** Begin DATA FOR PROCESSING **

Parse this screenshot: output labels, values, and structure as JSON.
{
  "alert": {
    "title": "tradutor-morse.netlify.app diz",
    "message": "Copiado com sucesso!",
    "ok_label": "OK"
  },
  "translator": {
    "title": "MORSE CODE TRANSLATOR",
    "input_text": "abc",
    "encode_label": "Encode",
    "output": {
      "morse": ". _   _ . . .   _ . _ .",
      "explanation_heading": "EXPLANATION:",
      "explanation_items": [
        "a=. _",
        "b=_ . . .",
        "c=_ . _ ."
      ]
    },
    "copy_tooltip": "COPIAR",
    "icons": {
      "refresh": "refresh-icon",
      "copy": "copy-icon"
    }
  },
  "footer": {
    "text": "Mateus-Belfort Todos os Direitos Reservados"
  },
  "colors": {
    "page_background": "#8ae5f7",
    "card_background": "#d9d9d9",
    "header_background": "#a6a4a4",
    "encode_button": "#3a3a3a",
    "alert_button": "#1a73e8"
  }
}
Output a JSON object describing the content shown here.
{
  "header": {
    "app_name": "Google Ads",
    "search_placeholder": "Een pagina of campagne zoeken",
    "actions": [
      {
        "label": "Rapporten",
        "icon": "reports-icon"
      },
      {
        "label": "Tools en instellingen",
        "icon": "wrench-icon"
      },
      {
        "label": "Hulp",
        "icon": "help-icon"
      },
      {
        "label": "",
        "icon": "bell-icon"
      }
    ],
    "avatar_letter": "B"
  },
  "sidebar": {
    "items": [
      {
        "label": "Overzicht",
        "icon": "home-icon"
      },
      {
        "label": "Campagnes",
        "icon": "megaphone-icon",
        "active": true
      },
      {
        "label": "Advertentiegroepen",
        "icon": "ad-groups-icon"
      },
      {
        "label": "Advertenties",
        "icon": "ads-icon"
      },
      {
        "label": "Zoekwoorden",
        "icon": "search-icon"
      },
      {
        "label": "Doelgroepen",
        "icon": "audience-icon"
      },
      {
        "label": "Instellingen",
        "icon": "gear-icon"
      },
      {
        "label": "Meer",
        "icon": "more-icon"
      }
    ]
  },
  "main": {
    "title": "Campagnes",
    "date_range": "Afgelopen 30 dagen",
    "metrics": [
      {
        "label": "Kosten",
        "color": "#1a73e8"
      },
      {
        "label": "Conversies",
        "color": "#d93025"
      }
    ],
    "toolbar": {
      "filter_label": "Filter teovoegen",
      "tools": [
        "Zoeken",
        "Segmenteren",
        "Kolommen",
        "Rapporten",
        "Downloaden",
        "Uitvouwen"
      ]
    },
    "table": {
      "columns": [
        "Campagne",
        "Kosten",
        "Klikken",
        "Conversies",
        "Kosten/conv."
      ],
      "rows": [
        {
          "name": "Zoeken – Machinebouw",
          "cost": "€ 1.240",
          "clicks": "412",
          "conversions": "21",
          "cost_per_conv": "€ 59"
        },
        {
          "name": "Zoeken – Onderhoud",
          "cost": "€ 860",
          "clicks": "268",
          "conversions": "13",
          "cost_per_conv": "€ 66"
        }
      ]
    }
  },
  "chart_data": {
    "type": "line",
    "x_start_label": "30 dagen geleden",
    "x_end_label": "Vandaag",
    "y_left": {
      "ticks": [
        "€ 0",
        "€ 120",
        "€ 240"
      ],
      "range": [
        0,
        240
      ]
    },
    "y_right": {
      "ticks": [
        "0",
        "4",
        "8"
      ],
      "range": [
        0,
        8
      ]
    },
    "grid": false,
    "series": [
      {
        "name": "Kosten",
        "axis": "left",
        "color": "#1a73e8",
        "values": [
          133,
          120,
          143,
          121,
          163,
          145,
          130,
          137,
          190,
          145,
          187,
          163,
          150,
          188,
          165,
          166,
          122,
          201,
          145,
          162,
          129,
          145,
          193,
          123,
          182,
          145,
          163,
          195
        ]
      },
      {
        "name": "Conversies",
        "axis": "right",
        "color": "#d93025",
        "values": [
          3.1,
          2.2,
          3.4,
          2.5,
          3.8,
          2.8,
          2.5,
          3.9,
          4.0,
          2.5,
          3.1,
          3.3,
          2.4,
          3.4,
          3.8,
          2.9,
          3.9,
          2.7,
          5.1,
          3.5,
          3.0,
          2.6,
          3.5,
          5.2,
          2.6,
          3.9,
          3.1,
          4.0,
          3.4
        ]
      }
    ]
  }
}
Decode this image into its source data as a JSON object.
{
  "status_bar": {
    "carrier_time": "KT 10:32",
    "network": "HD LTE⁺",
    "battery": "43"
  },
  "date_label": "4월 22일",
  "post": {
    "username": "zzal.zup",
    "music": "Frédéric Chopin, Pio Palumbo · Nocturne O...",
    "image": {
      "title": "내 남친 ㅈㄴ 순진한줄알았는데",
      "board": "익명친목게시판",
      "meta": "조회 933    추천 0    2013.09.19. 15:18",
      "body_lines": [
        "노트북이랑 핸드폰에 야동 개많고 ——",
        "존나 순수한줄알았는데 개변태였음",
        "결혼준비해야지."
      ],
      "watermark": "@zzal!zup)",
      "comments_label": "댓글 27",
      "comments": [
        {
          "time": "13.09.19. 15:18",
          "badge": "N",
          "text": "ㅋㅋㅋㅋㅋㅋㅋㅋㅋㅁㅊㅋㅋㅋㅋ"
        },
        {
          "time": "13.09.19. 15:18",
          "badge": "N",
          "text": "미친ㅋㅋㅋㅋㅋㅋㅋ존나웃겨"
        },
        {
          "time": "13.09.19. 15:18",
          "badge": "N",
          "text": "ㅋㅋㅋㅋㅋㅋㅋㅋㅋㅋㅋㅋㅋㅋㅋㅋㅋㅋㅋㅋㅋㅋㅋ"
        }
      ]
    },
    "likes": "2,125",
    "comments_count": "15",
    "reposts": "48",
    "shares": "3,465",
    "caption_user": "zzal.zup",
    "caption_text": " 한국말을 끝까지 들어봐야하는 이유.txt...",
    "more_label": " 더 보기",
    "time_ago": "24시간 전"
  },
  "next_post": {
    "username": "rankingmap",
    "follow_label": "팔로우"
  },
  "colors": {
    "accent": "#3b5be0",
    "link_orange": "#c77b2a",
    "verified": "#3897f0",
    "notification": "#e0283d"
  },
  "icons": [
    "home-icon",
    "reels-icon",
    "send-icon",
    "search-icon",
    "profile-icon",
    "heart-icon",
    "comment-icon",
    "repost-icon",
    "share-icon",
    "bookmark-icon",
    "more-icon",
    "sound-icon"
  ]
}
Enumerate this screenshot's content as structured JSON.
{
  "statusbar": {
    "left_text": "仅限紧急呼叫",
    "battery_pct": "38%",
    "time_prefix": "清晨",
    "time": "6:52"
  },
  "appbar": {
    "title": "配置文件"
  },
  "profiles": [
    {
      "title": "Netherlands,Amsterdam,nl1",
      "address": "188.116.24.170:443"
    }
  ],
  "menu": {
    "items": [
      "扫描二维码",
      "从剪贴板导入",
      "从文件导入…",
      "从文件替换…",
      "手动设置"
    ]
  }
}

** End DATA FOR PROCESSING **

Print out every record again, exactly and in full.

Parse this screenshot: output labels, values, and structure as JSON.
{
  "alert": {
    "title": "tradutor-morse.netlify.app diz",
    "message": "Copiado com sucesso!",
    "ok_label": "OK"
  },
  "translator": {
    "title": "MORSE CODE TRANSLATOR",
    "input_text": "abc",
    "encode_label": "Encode",
    "output": {
      "morse": ". _   _ . . .   _ . _ .",
      "explanation_heading": "EXPLANATION:",
      "explanation_items": [
        "a=. _",
        "b=_ . . .",
        "c=_ . _ ."
      ]
    },
    "copy_tooltip": "COPIAR",
    "icons": {
      "refresh": "refresh-icon",
      "copy": "copy-icon"
    }
  },
  "footer": {
    "text": "Mateus-Belfort Todos os Direitos Reservados"
  },
  "colors": {
    "page_background": "#8ae5f7",
    "card_background": "#d9d9d9",
    "header_background": "#a6a4a4",
    "encode_button": "#3a3a3a",
    "alert_button": "#1a73e8"
  }
}
Output a JSON object describing the content shown here.
{
  "header": {
    "app_name": "Google Ads",
    "search_placeholder": "Een pagina of campagne zoeken",
    "actions": [
      {
        "label": "Rapporten",
        "icon": "reports-icon"
      },
      {
        "label": "Tools en instellingen",
        "icon": "wrench-icon"
      },
      {
        "label": "Hulp",
        "icon": "help-icon"
      },
      {
        "label": "",
        "icon": "bell-icon"
      }
    ],
    "avatar_letter": "B"
  },
  "sidebar": {
    "items": [
      {
        "label": "Overzicht",
        "icon": "home-icon"
      },
      {
        "label": "Campagnes",
        "icon": "megaphone-icon",
        "active": true
      },
      {
        "label": "Advertentiegroepen",
        "icon": "ad-groups-icon"
      },
      {
        "label": "Advertenties",
        "icon": "ads-icon"
      },
      {
        "label": "Zoekwoorden",
        "icon": "search-icon"
      },
      {
        "label": "Doelgroepen",
        "icon": "audience-icon"
      },
      {
        "label": "Instellingen",
        "icon": "gear-icon"
      },
      {
        "label": "Meer",
        "icon": "more-icon"
      }
    ]
  },
  "main": {
    "title": "Campagnes",
    "date_range": "Afgelopen 30 dagen",
    "metrics": [
      {
        "label": "Kosten",
        "color": "#1a73e8"
      },
      {
        "label": "Conversies",
        "color": "#d93025"
      }
    ],
    "toolbar": {
      "filter_label": "Filter teovoegen",
      "tools": [
        "Zoeken",
        "Segmenteren",
        "Kolommen",
        "Rapporten",
        "Downloaden",
        "Uitvouwen"
      ]
    },
    "table": {
      "columns": [
        "Campagne",
        "Kosten",
        "Klikken",
        "Conversies",
        "Kosten/conv."
      ],
      "rows": [
        {
          "name": "Zoeken – Machinebouw",
          "cost": "€ 1.240",
          "clicks": "412",
          "conversions": "21",
          "cost_per_conv": "€ 59"
        },
        {
          "name": "Zoeken – Onderhoud",
          "cost": "€ 860",
          "clicks": "268",
          "conversions": "13",
          "cost_per_conv": "€ 66"
        }
      ]
    }
  },
  "chart_data": {
    "type": "line",
    "x_start_label": "30 dagen geleden",
    "x_end_label": "Vandaag",
    "y_left": {
      "ticks": [
        "€ 0",
        "€ 120",
        "€ 240"
      ],
      "range": [
        0,
        240
      ]
    },
    "y_right": {
      "ticks": [
        "0",
        "4",
        "8"
      ],
      "range": [
        0,
        8
      ]
    },
    "grid": false,
    "series": [
      {
        "name": "Kosten",
        "axis": "left",
        "color": "#1a73e8",
        "values": [
          133,
          120,
          143,
          121,
          163,
          145,
          130,
          137,
          190,
          145,
          187,
          163,
          150,
          188,
          165,
          166,
          122,
          201,
          145,
          162,
          129,
          145,
          193,
          123,
          182,
          145,
          163,
          195
        ]
      },
      {
        "name": "Conversies",
        "axis": "right",
        "color": "#d93025",
        "values": [
          3.1,
          2.2,
          3.4,
          2.5,
          3.8,
          2.8,
          2.5,
          3.9,
          4.0,
          2.5,
          3.1,
          3.3,
          2.4,
          3.4,
          3.8,
          2.9,
          3.9,
          2.7,
          5.1,
          3.5,
          3.0,
          2.6,
          3.5,
          5.2,
          2.6,
          3.9,
          3.1,
          4.0,
          3.4
        ]
      }
    ]
  }
}
Decode this image into its source data as a JSON object.
{
  "status_bar": {
    "carrier_time": "KT 10:32",
    "network": "HD LTE⁺",
    "battery": "43"
  },
  "date_label": "4월 22일",
  "post": {
    "username": "zzal.zup",
    "music": "Frédéric Chopin, Pio Palumbo · Nocturne O...",
    "image": {
      "title": "내 남친 ㅈㄴ 순진한줄알았는데",
      "board": "익명친목게시판",
      "meta": "조회 933    추천 0    2013.09.19. 15:18",
      "body_lines": [
        "노트북이랑 핸드폰에 야동 개많고 ——",
        "존나 순수한줄알았는데 개변태였음",
        "결혼준비해야지."
      ],
      "watermark": "@zzal!zup)",
      "comments_label": "댓글 27",
      "comments": [
        {
          "time": "13.09.19. 15:18",
          "badge": "N",
          "text": "ㅋㅋㅋㅋㅋㅋㅋㅋㅋㅁㅊㅋㅋㅋㅋ"
        },
        {
          "time": "13.09.19. 15:18",
          "badge": "N",
          "text": "미친ㅋㅋㅋㅋㅋㅋㅋ존나웃겨"
        },
        {
          "time": "13.09.19. 15:18",
          "badge": "N",
          "text": "ㅋㅋㅋㅋㅋㅋㅋㅋㅋㅋㅋㅋㅋㅋㅋㅋㅋㅋㅋㅋㅋㅋㅋ"
        }
      ]
    },
    "likes": "2,125",
    "comments_count": "15",
    "reposts": "48",
    "shares": "3,465",
    "caption_user": "zzal.zup",
    "caption_text": " 한국말을 끝까지 들어봐야하는 이유.txt...",
    "more_label": " 더 보기",
    "time_ago": "24시간 전"
  },
  "next_post": {
    "username": "rankingmap",
    "follow_label": "팔로우"
  },
  "colors": {
    "accent": "#3b5be0",
    "link_orange": "#c77b2a",
    "verified": "#3897f0",
    "notification": "#e0283d"
  },
  "icons": [
    "home-icon",
    "reels-icon",
    "send-icon",
    "search-icon",
    "profile-icon",
    "heart-icon",
    "comment-icon",
    "repost-icon",
    "share-icon",
    "bookmark-icon",
    "more-icon",
    "sound-icon"
  ]
}
Enumerate this screenshot's content as structured JSON.
{
  "statusbar": {
    "left_text": "仅限紧急呼叫",
    "battery_pct": "38%",
    "time_prefix": "清晨",
    "time": "6:52"
  },
  "appbar": {
    "title": "配置文件"
  },
  "profiles": [
    {
      "title": "Netherlands,Amsterdam,nl1",
      "address": "188.116.24.170:443"
    }
  ],
  "menu": {
    "items": [
      "扫描二维码",
      "从剪贴板导入",
      "从文件导入…",
      "从文件替换…",
      "手动设置"
    ]
  }
}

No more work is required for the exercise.